### [Problem description]
Copy out every one of the records below word for word, changing nothing.

※ ※ ※

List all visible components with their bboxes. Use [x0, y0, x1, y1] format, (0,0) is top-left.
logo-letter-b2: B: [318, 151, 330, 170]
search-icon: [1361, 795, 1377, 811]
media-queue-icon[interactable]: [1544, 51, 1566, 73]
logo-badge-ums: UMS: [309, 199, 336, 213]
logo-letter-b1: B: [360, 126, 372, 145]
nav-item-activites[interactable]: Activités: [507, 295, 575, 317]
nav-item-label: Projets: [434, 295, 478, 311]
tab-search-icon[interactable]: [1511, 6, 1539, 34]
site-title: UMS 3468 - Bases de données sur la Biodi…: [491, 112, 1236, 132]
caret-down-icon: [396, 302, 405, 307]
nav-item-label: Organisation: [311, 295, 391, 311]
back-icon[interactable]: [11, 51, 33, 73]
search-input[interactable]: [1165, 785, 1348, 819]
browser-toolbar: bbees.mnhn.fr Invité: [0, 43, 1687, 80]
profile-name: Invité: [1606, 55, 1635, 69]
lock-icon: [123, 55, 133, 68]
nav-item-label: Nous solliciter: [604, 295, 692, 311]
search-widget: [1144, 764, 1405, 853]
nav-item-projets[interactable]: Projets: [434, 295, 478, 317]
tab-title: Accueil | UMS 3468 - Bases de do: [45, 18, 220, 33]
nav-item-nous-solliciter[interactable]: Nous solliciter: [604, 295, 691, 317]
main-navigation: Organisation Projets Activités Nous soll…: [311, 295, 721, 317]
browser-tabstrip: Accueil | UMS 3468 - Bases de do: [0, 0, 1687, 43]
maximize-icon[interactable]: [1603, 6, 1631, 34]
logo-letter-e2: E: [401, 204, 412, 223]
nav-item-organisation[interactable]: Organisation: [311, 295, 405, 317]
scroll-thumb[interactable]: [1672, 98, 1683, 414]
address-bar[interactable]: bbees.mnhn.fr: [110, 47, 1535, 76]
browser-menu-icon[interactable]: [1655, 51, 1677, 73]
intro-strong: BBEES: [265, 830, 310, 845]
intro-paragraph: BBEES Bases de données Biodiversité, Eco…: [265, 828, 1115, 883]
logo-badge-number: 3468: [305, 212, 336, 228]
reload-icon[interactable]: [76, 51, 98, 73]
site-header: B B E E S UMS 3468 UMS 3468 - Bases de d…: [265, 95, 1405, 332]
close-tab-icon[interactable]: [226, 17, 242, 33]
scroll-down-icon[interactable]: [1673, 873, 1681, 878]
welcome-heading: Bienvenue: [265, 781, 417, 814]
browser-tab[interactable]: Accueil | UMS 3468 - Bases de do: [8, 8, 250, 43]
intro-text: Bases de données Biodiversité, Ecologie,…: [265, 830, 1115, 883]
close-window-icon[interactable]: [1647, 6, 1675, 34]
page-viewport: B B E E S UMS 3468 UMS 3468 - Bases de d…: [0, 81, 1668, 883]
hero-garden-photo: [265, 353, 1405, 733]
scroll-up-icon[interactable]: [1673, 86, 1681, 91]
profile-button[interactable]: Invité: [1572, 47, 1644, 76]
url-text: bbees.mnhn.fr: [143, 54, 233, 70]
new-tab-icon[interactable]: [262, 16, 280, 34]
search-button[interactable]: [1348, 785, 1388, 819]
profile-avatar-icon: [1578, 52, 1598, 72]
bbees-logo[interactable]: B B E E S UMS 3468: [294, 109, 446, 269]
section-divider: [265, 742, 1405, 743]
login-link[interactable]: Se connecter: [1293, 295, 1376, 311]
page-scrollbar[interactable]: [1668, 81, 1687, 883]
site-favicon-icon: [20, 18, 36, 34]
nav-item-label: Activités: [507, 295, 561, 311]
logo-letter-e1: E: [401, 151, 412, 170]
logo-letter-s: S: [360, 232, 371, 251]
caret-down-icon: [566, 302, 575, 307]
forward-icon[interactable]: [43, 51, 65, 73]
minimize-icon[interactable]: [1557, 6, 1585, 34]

※ ※ ※

### [Answer for this exercise]
List all visible components with their bboxes. Use [x0, y0, x1, y1] format, (0,0) is top-left.
logo-letter-b2: B: [318, 151, 330, 170]
search-icon: [1361, 795, 1377, 811]
media-queue-icon[interactable]: [1544, 51, 1566, 73]
logo-badge-ums: UMS: [309, 199, 336, 213]
logo-letter-b1: B: [360, 126, 372, 145]
nav-item-activites[interactable]: Activités: [507, 295, 575, 317]
nav-item-label: Projets: [434, 295, 478, 311]
tab-search-icon[interactable]: [1511, 6, 1539, 34]
site-title: UMS 3468 - Bases de données sur la Biodi…: [491, 112, 1236, 132]
caret-down-icon: [396, 302, 405, 307]
nav-item-label: Organisation: [311, 295, 391, 311]
back-icon[interactable]: [11, 51, 33, 73]
search-input[interactable]: [1165, 785, 1348, 819]
browser-toolbar: bbees.mnhn.fr Invité: [0, 43, 1687, 80]
profile-name: Invité: [1606, 55, 1635, 69]
lock-icon: [123, 55, 133, 68]
nav-item-label: Nous solliciter: [604, 295, 692, 311]
search-widget: [1144, 764, 1405, 853]
nav-item-projets[interactable]: Projets: [434, 295, 478, 317]
tab-title: Accueil | UMS 3468 - Bases de do: [45, 18, 220, 33]
nav-item-nous-solliciter[interactable]: Nous solliciter: [604, 295, 691, 317]
main-navigation: Organisation Projets Activités Nous soll…: [311, 295, 721, 317]
browser-tabstrip: Accueil | UMS 3468 - Bases de do: [0, 0, 1687, 43]
maximize-icon[interactable]: [1603, 6, 1631, 34]
logo-letter-e2: E: [401, 204, 412, 223]
nav-item-organisation[interactable]: Organisation: [311, 295, 405, 317]
scroll-thumb[interactable]: [1672, 98, 1683, 414]
address-bar[interactable]: bbees.mnhn.fr: [110, 47, 1535, 76]
browser-menu-icon[interactable]: [1655, 51, 1677, 73]
intro-strong: BBEES: [265, 830, 310, 845]
intro-paragraph: BBEES Bases de données Biodiversité, Eco…: [265, 828, 1115, 883]
logo-badge-number: 3468: [305, 212, 336, 228]
reload-icon[interactable]: [76, 51, 98, 73]
site-header: B B E E S UMS 3468 UMS 3468 - Bases de d…: [265, 95, 1405, 332]
close-tab-icon[interactable]: [226, 17, 242, 33]
scroll-down-icon[interactable]: [1673, 873, 1681, 878]
welcome-heading: Bienvenue: [265, 781, 417, 814]
browser-tab[interactable]: Accueil | UMS 3468 - Bases de do: [8, 8, 250, 43]
intro-text: Bases de données Biodiversité, Ecologie,…: [265, 830, 1115, 883]
close-window-icon[interactable]: [1647, 6, 1675, 34]
page-viewport: B B E E S UMS 3468 UMS 3468 - Bases de d…: [0, 81, 1668, 883]
hero-garden-photo: [265, 353, 1405, 733]
scroll-up-icon[interactable]: [1673, 86, 1681, 91]
profile-button[interactable]: Invité: [1572, 47, 1644, 76]
url-text: bbees.mnhn.fr: [143, 54, 233, 70]
new-tab-icon[interactable]: [262, 16, 280, 34]
search-button[interactable]: [1348, 785, 1388, 819]
profile-avatar-icon: [1578, 52, 1598, 72]
bbees-logo[interactable]: B B E E S UMS 3468: [294, 109, 446, 269]
section-divider: [265, 742, 1405, 743]
login-link[interactable]: Se connecter: [1293, 295, 1376, 311]
page-scrollbar[interactable]: [1668, 81, 1687, 883]
site-favicon-icon: [20, 18, 36, 34]
nav-item-label: Activités: [507, 295, 561, 311]
logo-letter-e1: E: [401, 151, 412, 170]
logo-letter-s: S: [360, 232, 371, 251]
caret-down-icon: [566, 302, 575, 307]
forward-icon[interactable]: [43, 51, 65, 73]
minimize-icon[interactable]: [1557, 6, 1585, 34]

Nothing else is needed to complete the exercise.